● **Material for this task**:
***

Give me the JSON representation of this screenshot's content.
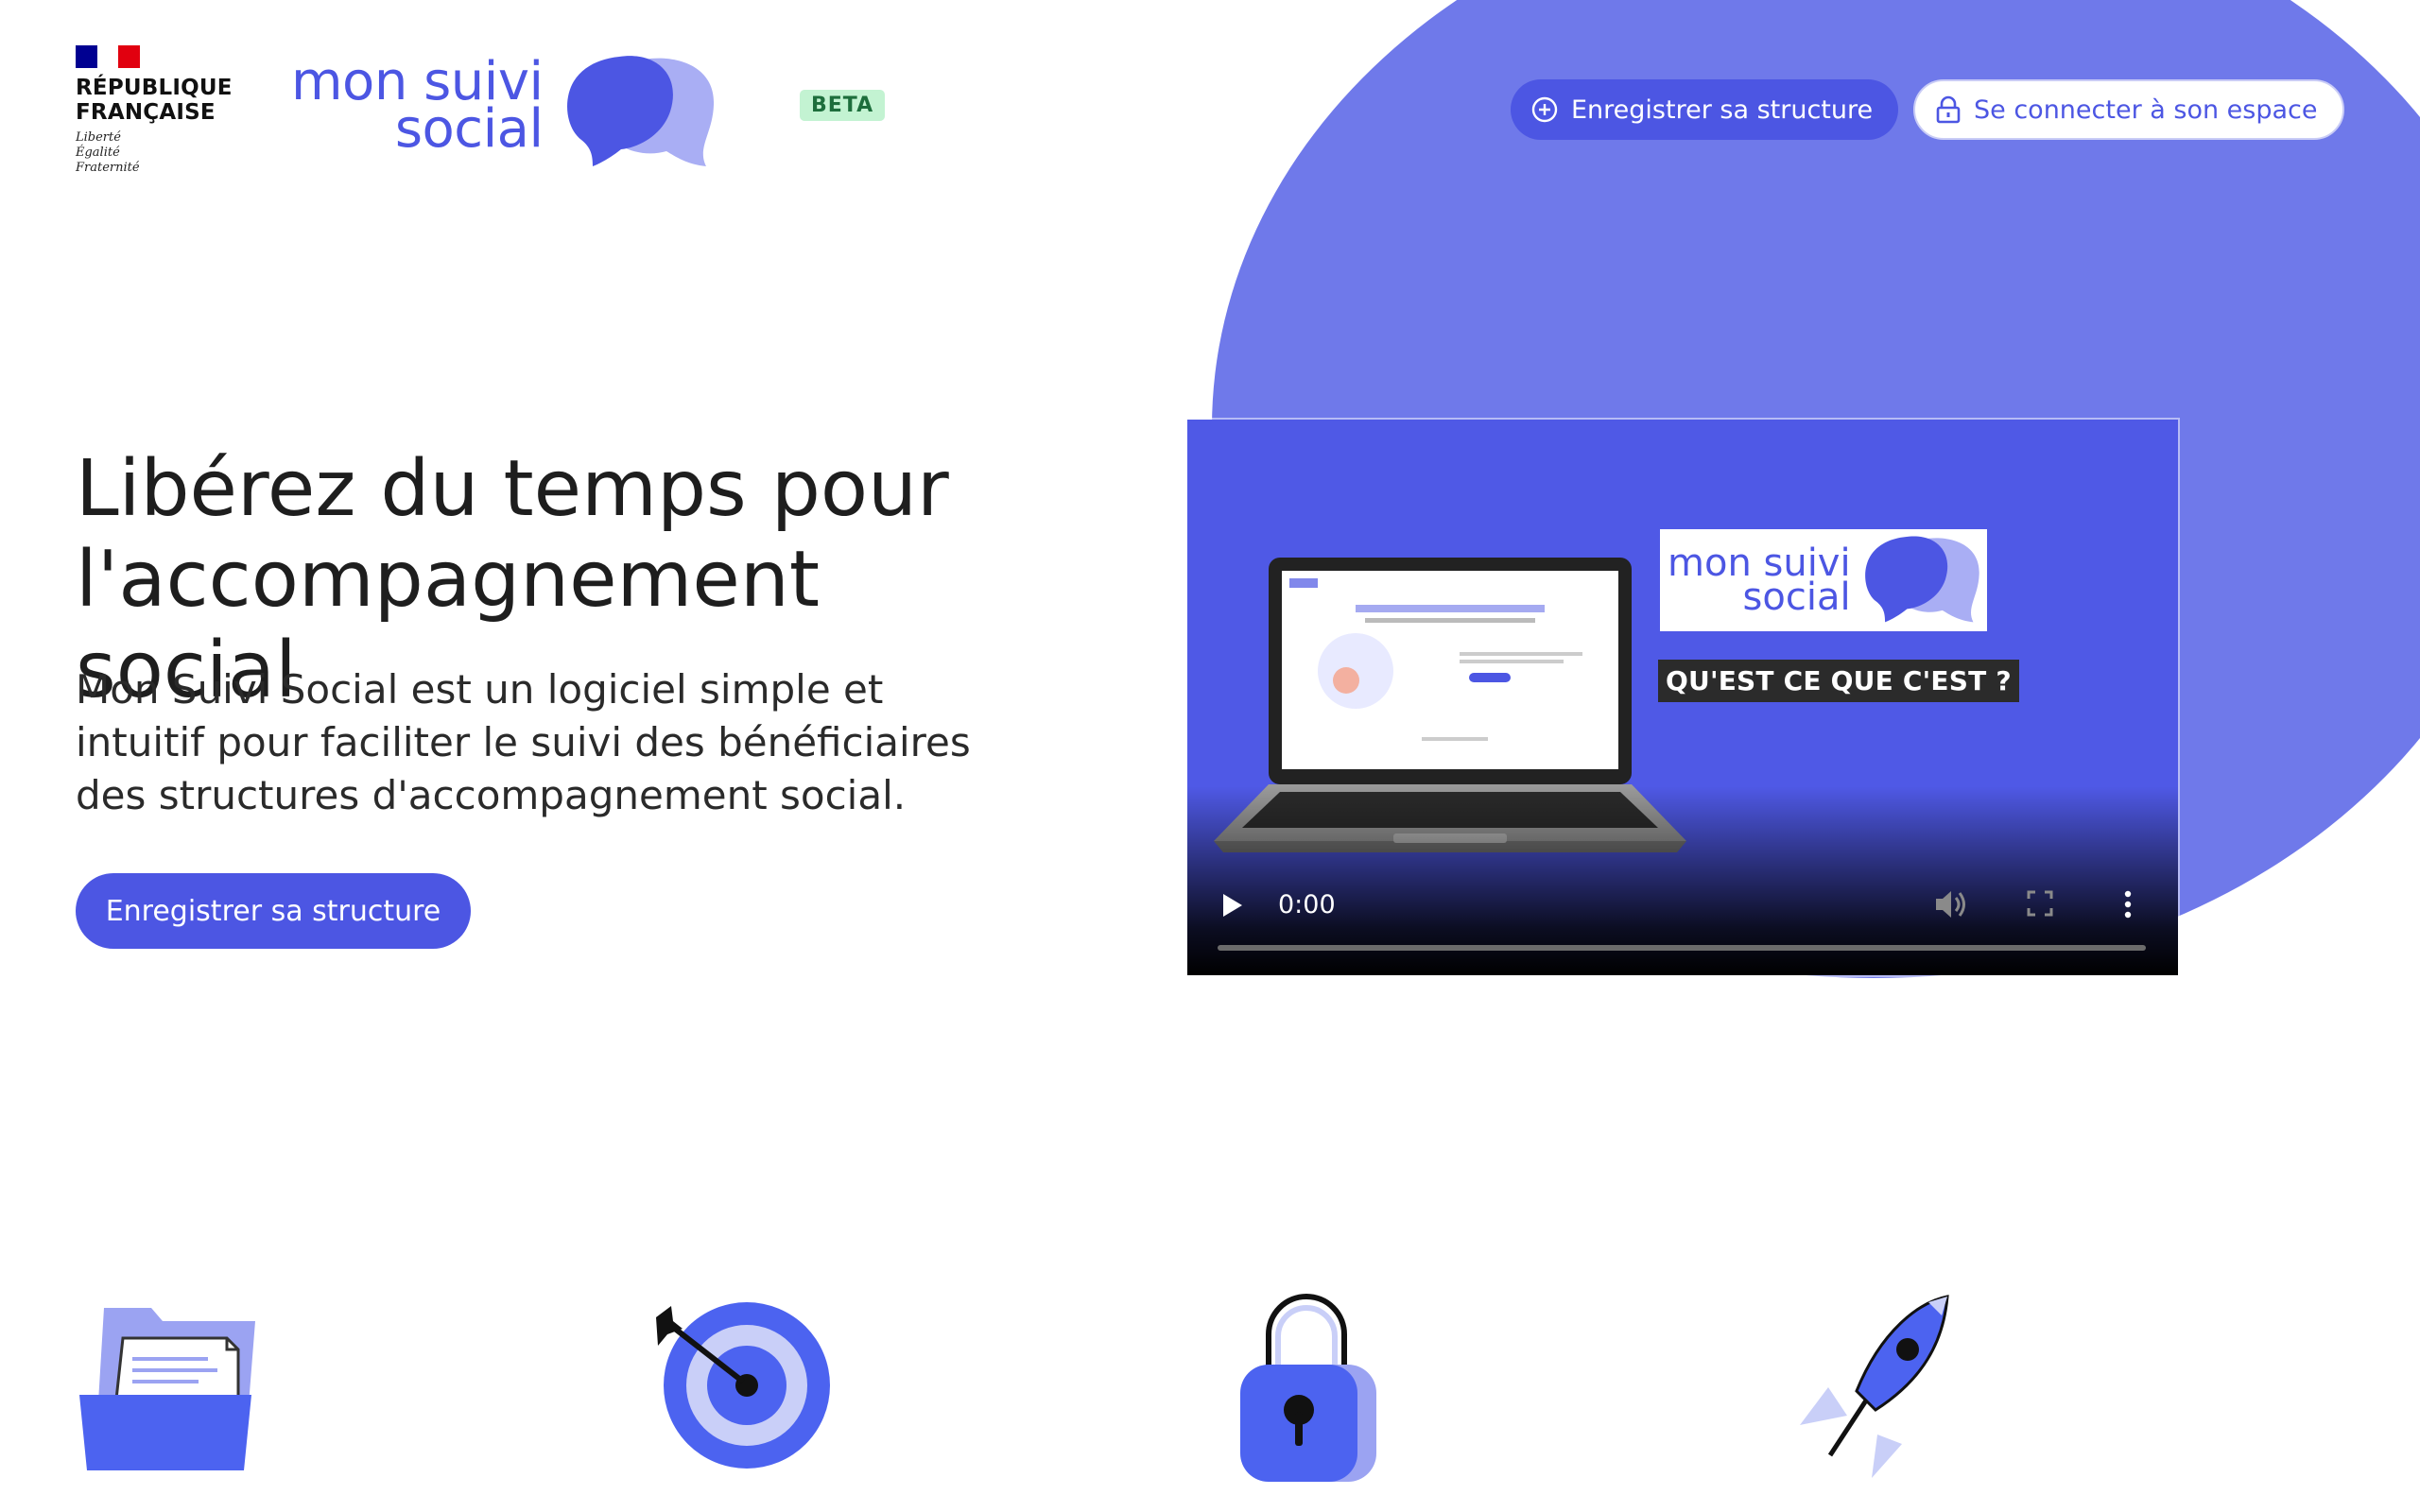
{
  "header": {
    "gov": {
      "name_line1": "RÉPUBLIQUE",
      "name_line2": "FRANÇAISE",
      "motto_1": "Liberté",
      "motto_2": "Égalité",
      "motto_3": "Fraternité"
    },
    "brand_line1": "mon suivi",
    "brand_line2": "social",
    "beta_label": "BETA",
    "register_button": "Enregistrer sa structure",
    "login_button": "Se connecter à son espace"
  },
  "hero": {
    "title_line1": "Libérez du temps pour",
    "title_line2": "l'accompagnement social",
    "desc_line1": "Mon Suivi Social est un logiciel simple et",
    "desc_line2": "intuitif pour faciliter le suivi des bénéficiaires",
    "desc_line3": "des structures d'accompagnement social.",
    "cta_label": "Enregistrer sa structure"
  },
  "video": {
    "brand_line1": "mon suivi",
    "brand_line2": "social",
    "caption": "QU'EST CE QUE C'EST ?",
    "current_time": "0:00",
    "progress": 0
  },
  "features": {
    "icons": [
      "folder-icon",
      "target-icon",
      "padlock-icon",
      "rocket-icon"
    ]
  },
  "colors": {
    "brand": "#4c56e3",
    "blob": "#6f79ea",
    "beta_bg": "#c3f3d2",
    "flag_blue": "#000091",
    "flag_red": "#e1000f"
  }
}
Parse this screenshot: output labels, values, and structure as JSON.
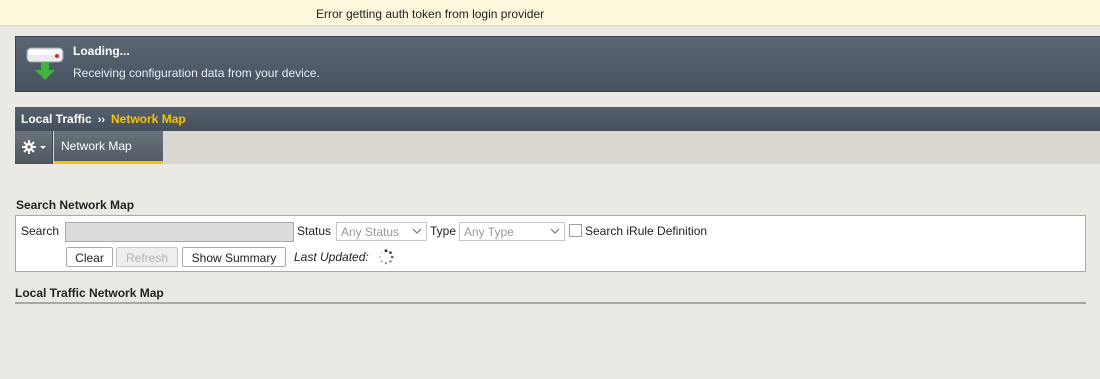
{
  "error_bar": {
    "message": "Error getting auth token from login provider"
  },
  "banner": {
    "icon": "device-download-icon",
    "title": "Loading...",
    "message": "Receiving configuration data from your device."
  },
  "breadcrumb": {
    "parent": "Local Traffic",
    "separator": "››",
    "current": "Network Map",
    "current_color": "#f5c400"
  },
  "tabs": {
    "menu_icon": "gear-icon",
    "items": [
      {
        "label": "Network Map",
        "active": true
      }
    ]
  },
  "search_section": {
    "title": "Search Network Map",
    "search_label": "Search",
    "search_value": "",
    "status_label": "Status",
    "status_selected": "Any Status",
    "type_label": "Type",
    "type_selected": "Any Type",
    "irule_checkbox_label": "Search iRule Definition",
    "irule_checked": false,
    "buttons": {
      "clear": "Clear",
      "refresh": "Refresh",
      "show_summary": "Show Summary"
    },
    "last_updated_label": "Last Updated:"
  },
  "map_section": {
    "title": "Local Traffic Network Map"
  }
}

***

● **Given task**: Pick out all lines containing the string "screenshot".

● **Written reply**:
Give me the JSON representation of this screenshot's content.
Parse this screenshot: output labels, values, and structure as JSON.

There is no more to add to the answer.